▶ **Set exercise A**
Translate this sentence from the press release on human rights in China into Spanish: "Low-income Christian families in China face threats of losing state support payments if they do not give up their religious beliefs."
▶ **Set exercise B**
In the press release on human rights in China, write out word for word the part that opens with "Rogers was a" and closes with "many Christian clergies.".
▶ **Set exercise C**
Keep writing the press release on human rights in China, picking up right after its last sentence.

▶ **Text block**
· · · ·

Experts decry “the worst assault on human rights in China since the Tiananmen massacre of 1989”

FOR IMMEDIATE RELEASE

October 27, 2020 

OTTAWA, ON – Mere days after a parliamentary committee labelled the China’s treatment of its Uyghur Muslim minority a genocide, human rights experts are warning about other rights violations by the Chinese government.

“Without doubt, across the board, we are witnessing the worst assault on human rights in China since the Tiananmen massacre of 1989, and the most severe crackdown on religious freedom in China since the Cultural Revolution,” says Benedict Rogers, co-founder and chief executive of Hong Kong Watch and a member of the advisory group for the Stop Uyghur Genocide Campaign.

Rogers was a panellist at the Cardus Religious Freedom Institute online seminar Mao vs. God: State Control of Churches in China under Xi. Worsening persecution in China includes ongoing assaults on the country’s Christians:

  • Chinese authorities are tearing down thousands of crosses from Christian churches in the last five years, as well as destroying church buildings and imprisoning many Christian clergies.
  • Low-income Christian families in China face threats of losing state support payments if they do not give up their religious beliefs.
  • Forcing registered and unregistered Christian churches to install closed-circuit video cameras inside their worship spaces to allow remote government monitoring of activities.

· · · ·

▶ **Data shown**
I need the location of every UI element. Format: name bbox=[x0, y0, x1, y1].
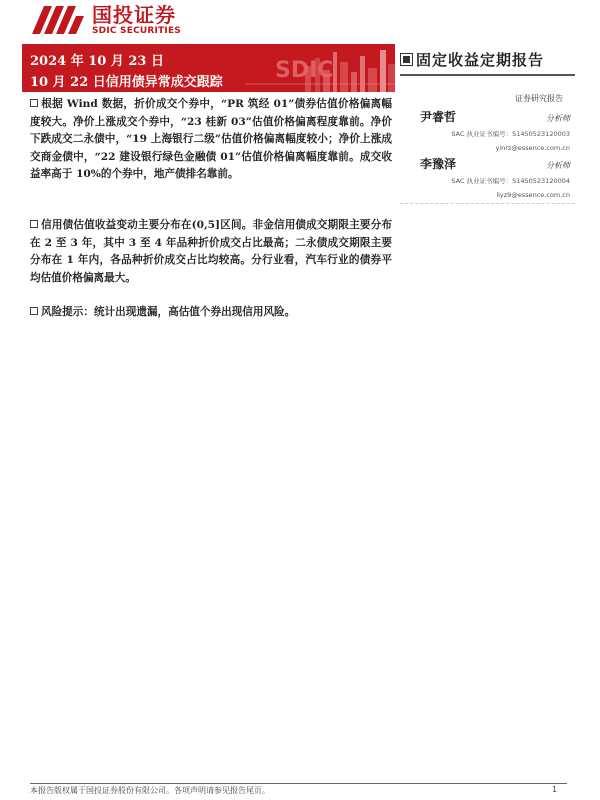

· · · ·

▶ **Result A**
Las familias cristianas de bajos ingresos en China enfrentan amenazas de perder los pagos de asistencia estatal si no renuncian a sus creencias religiosas.

▶ **Result B**
Rogers was a panellist at the Cardus Religious Freedom Institute online seminar Mao vs. God: State Control of Churches in China under Xi. Worsening persecution in China includes ongoing assaults on the country’s Christians:

  • Chinese authorities are tearing down thousands of crosses from Christian churches in the last five years, as well as destroying church buildings and imprisoning many Christian clergies.

▶ **Result C**
The webinar also heard from David Mulroney, a distinguished fellow at the University of Toronto’s Munk School of Global Affairs and Public Policy and former Ambassador of Canada to the People’s Republic of China. He says Canada must speak out boldly against religious persecution in China.

“Canada has been less than resolute when it comes to speaking up about religious persecution in China,” says Mulroney. “The notion that you can advance a cause by not speaking honestly about it is simply bad diplomacy. The Chinese government will not somehow moderate its behaviour in exchange for our silence; it will shrewdly equate our silence with consent. The silent treatment never works with the Chinese Communist Party.”

Rev. Dr. Andrew Bennett, Director of the Cardus Religious Freedom Institute, says the webinar highlighted a reality that should worry all Canadians who support and defend human rights.

“We need to speak about Christians being persecuted by the Chinese Communist Party,” he says. “This is a largely untold story in North American media. It merits greater attention.”